(Your task) Locate every line below that contains the word "rabatu" and copy it.

(Data for this exercise)
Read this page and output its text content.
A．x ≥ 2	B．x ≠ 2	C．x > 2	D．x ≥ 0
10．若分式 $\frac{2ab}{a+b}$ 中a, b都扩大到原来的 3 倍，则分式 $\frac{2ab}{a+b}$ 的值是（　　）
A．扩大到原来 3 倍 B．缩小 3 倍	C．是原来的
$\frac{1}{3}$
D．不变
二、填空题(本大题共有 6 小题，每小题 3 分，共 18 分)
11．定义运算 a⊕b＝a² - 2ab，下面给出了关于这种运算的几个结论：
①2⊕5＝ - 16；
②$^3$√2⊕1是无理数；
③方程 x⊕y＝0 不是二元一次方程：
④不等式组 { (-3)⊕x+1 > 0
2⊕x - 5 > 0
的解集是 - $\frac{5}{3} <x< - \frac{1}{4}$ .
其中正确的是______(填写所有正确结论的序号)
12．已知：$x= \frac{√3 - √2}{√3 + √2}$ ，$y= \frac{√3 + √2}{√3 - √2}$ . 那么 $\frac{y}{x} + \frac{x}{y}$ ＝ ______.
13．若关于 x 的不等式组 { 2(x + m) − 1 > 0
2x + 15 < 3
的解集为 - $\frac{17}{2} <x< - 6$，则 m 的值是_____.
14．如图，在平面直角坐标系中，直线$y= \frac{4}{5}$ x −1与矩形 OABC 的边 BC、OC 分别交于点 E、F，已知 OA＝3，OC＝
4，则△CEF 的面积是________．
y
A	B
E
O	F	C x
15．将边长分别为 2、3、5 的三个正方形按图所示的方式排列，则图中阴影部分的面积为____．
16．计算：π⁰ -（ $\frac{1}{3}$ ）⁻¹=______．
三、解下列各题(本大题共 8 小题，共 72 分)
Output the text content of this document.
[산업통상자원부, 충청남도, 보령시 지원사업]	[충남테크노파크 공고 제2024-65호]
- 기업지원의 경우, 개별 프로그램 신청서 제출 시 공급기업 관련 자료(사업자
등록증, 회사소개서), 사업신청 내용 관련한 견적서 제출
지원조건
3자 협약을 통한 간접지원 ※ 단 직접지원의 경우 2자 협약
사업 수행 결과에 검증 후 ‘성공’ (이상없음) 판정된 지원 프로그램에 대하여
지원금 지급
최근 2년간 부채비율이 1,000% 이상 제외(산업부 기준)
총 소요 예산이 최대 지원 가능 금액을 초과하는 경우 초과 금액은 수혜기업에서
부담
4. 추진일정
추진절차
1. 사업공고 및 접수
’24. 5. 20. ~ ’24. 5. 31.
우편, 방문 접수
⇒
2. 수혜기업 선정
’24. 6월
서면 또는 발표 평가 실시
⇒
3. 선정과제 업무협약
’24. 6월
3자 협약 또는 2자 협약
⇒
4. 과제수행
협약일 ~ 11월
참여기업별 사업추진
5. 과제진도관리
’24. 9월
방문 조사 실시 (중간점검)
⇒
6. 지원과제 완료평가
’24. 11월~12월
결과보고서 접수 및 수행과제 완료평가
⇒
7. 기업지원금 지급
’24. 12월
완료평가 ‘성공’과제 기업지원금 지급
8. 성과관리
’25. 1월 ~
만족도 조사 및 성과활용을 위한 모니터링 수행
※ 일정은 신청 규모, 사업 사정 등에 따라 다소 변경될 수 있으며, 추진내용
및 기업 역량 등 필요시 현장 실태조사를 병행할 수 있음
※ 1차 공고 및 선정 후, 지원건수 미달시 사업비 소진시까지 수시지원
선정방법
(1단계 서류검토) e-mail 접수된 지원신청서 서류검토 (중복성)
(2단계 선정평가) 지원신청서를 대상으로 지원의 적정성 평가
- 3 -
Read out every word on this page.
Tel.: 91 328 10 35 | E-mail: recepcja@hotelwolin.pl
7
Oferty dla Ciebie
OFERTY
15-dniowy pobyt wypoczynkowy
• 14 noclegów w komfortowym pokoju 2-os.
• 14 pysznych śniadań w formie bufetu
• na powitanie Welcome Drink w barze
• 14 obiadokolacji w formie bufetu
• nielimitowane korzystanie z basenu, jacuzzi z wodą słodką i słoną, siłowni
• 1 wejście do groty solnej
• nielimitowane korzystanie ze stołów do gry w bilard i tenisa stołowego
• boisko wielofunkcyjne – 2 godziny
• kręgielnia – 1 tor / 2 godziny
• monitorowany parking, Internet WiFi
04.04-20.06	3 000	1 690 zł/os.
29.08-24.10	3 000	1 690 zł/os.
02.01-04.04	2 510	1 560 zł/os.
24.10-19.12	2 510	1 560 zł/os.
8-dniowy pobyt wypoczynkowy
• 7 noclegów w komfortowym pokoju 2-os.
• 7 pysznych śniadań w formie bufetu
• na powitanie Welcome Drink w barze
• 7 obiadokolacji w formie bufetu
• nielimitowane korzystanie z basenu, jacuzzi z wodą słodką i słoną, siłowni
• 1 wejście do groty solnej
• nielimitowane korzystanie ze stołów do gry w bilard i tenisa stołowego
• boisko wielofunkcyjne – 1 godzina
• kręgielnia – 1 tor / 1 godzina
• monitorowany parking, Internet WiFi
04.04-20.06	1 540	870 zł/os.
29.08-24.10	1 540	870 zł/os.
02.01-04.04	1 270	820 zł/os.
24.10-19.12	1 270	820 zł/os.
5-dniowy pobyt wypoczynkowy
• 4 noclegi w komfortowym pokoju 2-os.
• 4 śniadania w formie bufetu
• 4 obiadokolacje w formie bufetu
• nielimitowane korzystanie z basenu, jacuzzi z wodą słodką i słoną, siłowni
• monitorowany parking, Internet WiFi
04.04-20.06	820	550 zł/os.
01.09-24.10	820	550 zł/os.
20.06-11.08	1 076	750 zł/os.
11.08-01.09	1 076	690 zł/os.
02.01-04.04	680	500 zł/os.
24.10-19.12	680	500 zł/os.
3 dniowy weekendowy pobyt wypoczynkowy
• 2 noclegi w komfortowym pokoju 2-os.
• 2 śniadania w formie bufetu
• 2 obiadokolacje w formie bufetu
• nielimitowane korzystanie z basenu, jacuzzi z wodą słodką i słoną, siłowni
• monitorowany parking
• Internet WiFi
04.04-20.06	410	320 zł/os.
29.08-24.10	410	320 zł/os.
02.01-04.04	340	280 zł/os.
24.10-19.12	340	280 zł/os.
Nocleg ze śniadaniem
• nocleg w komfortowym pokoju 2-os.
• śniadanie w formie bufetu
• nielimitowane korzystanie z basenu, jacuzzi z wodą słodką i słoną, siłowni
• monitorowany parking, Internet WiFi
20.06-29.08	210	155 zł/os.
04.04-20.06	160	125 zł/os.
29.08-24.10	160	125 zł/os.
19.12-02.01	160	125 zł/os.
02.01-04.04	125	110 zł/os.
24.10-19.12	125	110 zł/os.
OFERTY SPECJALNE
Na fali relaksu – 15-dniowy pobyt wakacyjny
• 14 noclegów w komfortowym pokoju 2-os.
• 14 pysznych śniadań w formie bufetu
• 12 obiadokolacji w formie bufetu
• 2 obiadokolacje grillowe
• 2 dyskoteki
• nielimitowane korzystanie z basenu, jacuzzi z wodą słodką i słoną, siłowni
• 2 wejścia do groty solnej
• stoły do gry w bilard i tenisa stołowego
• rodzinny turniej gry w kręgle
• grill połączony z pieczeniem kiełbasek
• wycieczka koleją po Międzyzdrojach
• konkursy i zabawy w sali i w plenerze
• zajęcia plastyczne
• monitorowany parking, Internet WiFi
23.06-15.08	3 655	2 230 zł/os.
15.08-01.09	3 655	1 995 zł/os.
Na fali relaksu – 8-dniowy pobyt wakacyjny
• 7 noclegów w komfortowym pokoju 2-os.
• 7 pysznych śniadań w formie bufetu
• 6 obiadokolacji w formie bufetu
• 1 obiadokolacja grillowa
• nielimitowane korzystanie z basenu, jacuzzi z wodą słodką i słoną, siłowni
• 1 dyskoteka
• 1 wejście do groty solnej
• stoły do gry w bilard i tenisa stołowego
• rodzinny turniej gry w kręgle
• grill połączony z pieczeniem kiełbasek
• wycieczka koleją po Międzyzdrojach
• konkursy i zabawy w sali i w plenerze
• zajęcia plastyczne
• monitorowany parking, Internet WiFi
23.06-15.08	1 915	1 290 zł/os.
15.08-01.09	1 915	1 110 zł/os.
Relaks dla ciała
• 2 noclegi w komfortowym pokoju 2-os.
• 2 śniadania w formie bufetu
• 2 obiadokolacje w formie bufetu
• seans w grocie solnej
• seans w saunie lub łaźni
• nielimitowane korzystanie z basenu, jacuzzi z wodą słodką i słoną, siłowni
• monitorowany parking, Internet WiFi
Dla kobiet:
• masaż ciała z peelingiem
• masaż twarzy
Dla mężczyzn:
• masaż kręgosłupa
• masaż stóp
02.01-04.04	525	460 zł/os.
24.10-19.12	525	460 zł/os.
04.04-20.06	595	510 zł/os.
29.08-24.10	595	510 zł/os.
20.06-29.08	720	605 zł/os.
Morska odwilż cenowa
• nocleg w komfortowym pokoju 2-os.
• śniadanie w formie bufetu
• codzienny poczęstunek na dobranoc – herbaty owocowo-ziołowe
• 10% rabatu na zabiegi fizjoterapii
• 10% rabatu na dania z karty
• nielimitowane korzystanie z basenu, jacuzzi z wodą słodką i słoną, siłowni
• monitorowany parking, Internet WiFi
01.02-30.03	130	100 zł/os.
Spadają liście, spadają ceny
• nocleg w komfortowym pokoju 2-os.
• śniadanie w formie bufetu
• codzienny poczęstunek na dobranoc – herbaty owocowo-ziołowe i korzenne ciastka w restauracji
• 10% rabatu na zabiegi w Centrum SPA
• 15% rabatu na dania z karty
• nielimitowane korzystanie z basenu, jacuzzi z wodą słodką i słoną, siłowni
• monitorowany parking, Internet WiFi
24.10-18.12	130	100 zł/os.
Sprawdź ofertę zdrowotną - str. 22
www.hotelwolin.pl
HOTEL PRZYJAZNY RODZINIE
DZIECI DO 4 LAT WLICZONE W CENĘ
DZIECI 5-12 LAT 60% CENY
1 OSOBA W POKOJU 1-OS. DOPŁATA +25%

(Solution)
• 10% rabatu na zabiegi fizjoterapii
• 10% rabatu na dania z karty
• 10% rabatu na zabiegi w Centrum SPA
• 15% rabatu na dania z karty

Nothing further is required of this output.